=== Stated goal ===
Copy each line of the material below that includes the string "Company".

------ Material for this task ------

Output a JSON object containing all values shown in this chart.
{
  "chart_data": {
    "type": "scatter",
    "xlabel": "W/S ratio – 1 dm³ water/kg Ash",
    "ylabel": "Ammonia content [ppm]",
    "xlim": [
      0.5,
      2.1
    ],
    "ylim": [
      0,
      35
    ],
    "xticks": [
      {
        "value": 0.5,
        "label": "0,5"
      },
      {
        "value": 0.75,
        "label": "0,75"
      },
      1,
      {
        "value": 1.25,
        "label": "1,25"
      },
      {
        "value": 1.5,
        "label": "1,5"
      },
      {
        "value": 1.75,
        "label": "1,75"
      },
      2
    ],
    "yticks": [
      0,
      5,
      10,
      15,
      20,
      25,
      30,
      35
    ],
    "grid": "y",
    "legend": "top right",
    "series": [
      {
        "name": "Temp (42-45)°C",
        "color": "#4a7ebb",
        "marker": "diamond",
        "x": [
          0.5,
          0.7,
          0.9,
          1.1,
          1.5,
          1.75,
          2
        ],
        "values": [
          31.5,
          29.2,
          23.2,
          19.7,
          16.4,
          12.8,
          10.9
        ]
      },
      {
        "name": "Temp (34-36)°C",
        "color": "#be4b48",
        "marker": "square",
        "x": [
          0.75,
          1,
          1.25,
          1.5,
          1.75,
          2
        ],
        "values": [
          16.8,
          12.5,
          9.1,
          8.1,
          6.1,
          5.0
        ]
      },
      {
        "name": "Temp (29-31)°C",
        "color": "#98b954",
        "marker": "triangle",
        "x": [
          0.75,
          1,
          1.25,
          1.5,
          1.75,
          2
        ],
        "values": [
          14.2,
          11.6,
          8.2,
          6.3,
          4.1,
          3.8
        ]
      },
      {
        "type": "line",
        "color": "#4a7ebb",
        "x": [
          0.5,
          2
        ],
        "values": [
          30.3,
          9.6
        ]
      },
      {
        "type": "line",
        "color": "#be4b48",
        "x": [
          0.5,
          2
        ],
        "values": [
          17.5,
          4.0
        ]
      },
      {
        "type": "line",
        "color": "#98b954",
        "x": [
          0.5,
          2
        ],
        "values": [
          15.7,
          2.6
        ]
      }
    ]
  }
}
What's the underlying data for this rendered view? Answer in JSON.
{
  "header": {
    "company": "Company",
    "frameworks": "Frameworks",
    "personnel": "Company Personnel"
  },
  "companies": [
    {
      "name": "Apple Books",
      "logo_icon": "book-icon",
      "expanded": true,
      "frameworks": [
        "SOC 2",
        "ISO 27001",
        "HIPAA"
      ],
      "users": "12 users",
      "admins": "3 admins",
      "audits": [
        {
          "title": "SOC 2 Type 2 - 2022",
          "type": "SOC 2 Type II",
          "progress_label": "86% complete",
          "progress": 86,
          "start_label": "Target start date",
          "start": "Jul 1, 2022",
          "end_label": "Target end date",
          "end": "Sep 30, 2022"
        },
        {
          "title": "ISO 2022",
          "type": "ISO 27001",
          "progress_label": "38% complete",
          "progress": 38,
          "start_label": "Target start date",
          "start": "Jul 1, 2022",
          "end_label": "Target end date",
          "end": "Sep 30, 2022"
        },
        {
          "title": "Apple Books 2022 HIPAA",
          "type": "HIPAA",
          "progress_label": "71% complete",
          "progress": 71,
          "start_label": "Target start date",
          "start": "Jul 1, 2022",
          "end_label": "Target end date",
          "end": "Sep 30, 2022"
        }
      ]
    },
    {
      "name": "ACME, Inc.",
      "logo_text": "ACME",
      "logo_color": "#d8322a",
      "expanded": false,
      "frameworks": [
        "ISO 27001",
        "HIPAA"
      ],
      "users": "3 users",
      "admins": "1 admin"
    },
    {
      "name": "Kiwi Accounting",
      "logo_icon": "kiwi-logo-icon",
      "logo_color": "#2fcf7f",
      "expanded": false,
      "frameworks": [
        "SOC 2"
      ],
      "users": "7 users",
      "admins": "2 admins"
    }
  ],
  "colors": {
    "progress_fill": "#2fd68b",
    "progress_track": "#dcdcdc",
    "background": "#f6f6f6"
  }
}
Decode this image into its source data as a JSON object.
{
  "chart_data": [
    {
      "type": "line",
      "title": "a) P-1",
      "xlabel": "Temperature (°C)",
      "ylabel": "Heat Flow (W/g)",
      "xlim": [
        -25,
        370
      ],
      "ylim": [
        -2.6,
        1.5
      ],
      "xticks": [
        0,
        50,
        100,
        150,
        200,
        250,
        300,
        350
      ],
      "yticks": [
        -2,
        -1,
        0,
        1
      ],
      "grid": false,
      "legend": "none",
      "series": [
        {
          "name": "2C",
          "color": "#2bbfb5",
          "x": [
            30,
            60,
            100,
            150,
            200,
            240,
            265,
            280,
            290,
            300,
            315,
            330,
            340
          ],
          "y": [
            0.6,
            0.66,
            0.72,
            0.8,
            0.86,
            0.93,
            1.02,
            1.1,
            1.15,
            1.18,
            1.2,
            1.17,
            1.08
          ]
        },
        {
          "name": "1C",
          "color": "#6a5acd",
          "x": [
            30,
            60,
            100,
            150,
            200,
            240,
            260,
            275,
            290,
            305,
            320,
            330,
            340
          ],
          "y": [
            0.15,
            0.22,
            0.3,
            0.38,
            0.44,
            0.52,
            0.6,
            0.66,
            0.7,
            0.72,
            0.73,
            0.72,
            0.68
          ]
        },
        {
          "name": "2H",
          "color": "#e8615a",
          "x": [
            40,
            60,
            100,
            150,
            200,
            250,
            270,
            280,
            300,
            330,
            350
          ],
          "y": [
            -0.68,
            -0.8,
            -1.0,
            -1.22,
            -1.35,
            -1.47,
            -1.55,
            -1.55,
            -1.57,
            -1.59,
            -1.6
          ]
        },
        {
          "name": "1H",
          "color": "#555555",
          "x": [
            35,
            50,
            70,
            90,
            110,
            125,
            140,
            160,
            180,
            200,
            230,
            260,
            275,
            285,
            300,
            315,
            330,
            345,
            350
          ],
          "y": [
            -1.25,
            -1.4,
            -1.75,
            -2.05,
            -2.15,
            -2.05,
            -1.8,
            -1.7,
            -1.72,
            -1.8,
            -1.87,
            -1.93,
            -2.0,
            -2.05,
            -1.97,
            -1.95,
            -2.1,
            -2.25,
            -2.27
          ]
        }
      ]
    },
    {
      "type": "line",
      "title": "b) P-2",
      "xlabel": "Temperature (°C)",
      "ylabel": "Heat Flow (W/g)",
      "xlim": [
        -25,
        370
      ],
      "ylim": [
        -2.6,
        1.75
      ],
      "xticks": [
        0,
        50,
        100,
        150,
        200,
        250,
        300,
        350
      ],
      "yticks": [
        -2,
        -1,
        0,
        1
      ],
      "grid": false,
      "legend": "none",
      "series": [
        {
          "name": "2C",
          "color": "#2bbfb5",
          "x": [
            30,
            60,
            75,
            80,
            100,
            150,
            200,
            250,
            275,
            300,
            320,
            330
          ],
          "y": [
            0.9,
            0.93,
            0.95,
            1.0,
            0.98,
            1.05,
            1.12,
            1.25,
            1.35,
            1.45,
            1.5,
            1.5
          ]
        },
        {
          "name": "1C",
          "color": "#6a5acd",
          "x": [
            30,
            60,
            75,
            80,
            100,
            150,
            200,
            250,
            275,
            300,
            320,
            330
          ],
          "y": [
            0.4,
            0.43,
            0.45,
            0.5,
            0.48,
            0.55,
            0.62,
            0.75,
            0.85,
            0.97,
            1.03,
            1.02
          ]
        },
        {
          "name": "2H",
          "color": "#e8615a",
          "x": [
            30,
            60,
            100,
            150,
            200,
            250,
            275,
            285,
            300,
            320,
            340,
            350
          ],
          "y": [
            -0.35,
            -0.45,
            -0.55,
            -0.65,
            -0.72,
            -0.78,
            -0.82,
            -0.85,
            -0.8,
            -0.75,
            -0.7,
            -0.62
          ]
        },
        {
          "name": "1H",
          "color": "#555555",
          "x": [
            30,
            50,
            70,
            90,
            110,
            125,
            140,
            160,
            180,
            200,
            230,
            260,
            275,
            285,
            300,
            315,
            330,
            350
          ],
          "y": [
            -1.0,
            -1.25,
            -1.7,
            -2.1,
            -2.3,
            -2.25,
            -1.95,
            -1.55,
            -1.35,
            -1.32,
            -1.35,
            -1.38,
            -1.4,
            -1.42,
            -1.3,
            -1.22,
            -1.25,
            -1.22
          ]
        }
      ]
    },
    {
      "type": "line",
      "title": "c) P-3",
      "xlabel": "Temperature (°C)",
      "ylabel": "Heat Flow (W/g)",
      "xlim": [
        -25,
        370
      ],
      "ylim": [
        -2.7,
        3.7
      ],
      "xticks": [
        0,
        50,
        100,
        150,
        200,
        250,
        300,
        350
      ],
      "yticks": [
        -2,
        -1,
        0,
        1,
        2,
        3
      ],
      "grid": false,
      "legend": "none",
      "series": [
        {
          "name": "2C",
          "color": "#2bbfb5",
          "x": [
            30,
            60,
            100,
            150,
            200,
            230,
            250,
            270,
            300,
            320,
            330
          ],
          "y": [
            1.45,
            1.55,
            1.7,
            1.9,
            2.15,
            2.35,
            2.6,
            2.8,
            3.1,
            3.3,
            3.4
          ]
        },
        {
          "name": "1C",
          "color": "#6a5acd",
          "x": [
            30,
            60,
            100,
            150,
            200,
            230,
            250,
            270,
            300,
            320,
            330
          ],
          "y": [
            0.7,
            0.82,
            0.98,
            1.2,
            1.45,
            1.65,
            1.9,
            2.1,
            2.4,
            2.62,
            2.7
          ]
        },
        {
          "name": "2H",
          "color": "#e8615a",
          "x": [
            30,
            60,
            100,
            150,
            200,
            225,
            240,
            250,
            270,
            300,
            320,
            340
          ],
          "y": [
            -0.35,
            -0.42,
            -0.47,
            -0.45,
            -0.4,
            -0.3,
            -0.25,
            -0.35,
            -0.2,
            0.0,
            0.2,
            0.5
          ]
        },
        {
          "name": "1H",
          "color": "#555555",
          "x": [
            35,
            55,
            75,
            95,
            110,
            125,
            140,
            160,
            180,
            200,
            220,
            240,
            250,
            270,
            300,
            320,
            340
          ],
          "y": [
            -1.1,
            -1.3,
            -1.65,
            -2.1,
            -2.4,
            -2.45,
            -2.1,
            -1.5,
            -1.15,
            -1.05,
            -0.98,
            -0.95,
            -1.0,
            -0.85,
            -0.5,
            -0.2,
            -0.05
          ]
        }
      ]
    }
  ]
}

------

=== The result ===
    "company": "Company",
    "personnel": "Company Personnel"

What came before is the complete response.